> [EXERCISE AIM]: Retype each record shown below, leaving every character as it is.

## START ITEMS

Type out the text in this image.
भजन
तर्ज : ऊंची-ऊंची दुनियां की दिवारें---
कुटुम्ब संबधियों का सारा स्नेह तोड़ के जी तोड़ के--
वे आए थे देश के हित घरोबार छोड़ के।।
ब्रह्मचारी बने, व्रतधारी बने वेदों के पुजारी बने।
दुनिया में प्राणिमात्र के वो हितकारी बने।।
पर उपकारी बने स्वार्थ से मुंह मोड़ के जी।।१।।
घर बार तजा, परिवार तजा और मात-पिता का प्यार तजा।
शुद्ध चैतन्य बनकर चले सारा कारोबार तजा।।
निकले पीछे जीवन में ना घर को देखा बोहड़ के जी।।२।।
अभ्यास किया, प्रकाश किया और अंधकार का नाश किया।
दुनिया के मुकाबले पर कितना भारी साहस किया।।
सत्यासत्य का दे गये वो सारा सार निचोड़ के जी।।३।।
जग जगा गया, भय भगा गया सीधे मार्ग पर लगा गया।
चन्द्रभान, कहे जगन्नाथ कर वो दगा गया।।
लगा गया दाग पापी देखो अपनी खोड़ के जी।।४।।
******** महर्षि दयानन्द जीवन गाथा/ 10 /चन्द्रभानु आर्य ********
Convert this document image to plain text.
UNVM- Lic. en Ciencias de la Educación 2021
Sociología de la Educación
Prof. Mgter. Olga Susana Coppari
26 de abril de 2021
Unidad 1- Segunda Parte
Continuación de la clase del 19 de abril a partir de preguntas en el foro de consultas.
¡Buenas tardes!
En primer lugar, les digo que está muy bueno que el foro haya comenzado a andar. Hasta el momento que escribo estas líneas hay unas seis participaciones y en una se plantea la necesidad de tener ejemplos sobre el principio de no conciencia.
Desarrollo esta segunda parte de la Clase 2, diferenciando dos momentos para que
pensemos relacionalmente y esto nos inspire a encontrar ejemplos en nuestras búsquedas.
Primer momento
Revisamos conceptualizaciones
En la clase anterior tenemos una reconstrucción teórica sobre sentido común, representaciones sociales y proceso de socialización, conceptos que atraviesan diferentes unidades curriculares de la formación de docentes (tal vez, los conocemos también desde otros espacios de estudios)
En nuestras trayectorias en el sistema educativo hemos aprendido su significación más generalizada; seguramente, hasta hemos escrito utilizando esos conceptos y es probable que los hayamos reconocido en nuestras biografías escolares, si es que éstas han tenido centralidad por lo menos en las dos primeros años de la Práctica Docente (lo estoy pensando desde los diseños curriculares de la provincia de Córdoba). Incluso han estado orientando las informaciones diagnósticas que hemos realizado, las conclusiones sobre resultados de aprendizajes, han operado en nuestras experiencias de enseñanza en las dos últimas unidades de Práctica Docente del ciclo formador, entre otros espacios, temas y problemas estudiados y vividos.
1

## END ITEMS

> [FINAL RESULT]:
Type out the text in this image.
भजन
तर्ज : ऊंची-ऊंची दुनियां की दिवारें---
कुटुम्ब संबधियों का सारा स्नेह तोड़ के जी तोड़ के--
वे आए थे देश के हित घरोबार छोड़ के।।
ब्रह्मचारी बने, व्रतधारी बने वेदों के पुजारी बने।
दुनिया में प्राणिमात्र के वो हितकारी बने।।
पर उपकारी बने स्वार्थ से मुंह मोड़ के जी।।१।।
घर बार तजा, परिवार तजा और मात-पिता का प्यार तजा।
शुद्ध चैतन्य बनकर चले सारा कारोबार तजा।।
निकले पीछे जीवन में ना घर को देखा बोहड़ के जी।।२।।
अभ्यास किया, प्रकाश किया और अंधकार का नाश किया।
दुनिया के मुकाबले पर कितना भारी साहस किया।।
सत्यासत्य का दे गये वो सारा सार निचोड़ के जी।।३।।
जग जगा गया, भय भगा गया सीधे मार्ग पर लगा गया।
चन्द्रभान, कहे जगन्नाथ कर वो दगा गया।।
लगा गया दाग पापी देखो अपनी खोड़ के जी।।४।।
******** महर्षि दयानन्द जीवन गाथा/ 10 /चन्द्रभानु आर्य ********
Convert this document image to plain text.
UNVM- Lic. en Ciencias de la Educación 2021
Sociología de la Educación
Prof. Mgter. Olga Susana Coppari
26 de abril de 2021
Unidad 1- Segunda Parte
Continuación de la clase del 19 de abril a partir de preguntas en el foro de consultas.
¡Buenas tardes!
En primer lugar, les digo que está muy bueno que el foro haya comenzado a andar. Hasta el momento que escribo estas líneas hay unas seis participaciones y en una se plantea la necesidad de tener ejemplos sobre el principio de no conciencia.
Desarrollo esta segunda parte de la Clase 2, diferenciando dos momentos para que
pensemos relacionalmente y esto nos inspire a encontrar ejemplos en nuestras búsquedas.
Primer momento
Revisamos conceptualizaciones
En la clase anterior tenemos una reconstrucción teórica sobre sentido común, representaciones sociales y proceso de socialización, conceptos que atraviesan diferentes unidades curriculares de la formación de docentes (tal vez, los conocemos también desde otros espacios de estudios)
En nuestras trayectorias en el sistema educativo hemos aprendido su significación más generalizada; seguramente, hasta hemos escrito utilizando esos conceptos y es probable que los hayamos reconocido en nuestras biografías escolares, si es que éstas han tenido centralidad por lo menos en las dos primeros años de la Práctica Docente (lo estoy pensando desde los diseños curriculares de la provincia de Córdoba). Incluso han estado orientando las informaciones diagnósticas que hemos realizado, las conclusiones sobre resultados de aprendizajes, han operado en nuestras experiencias de enseñanza en las dos últimas unidades de Práctica Docente del ciclo formador, entre otros espacios, temas y problemas estudiados y vividos.
1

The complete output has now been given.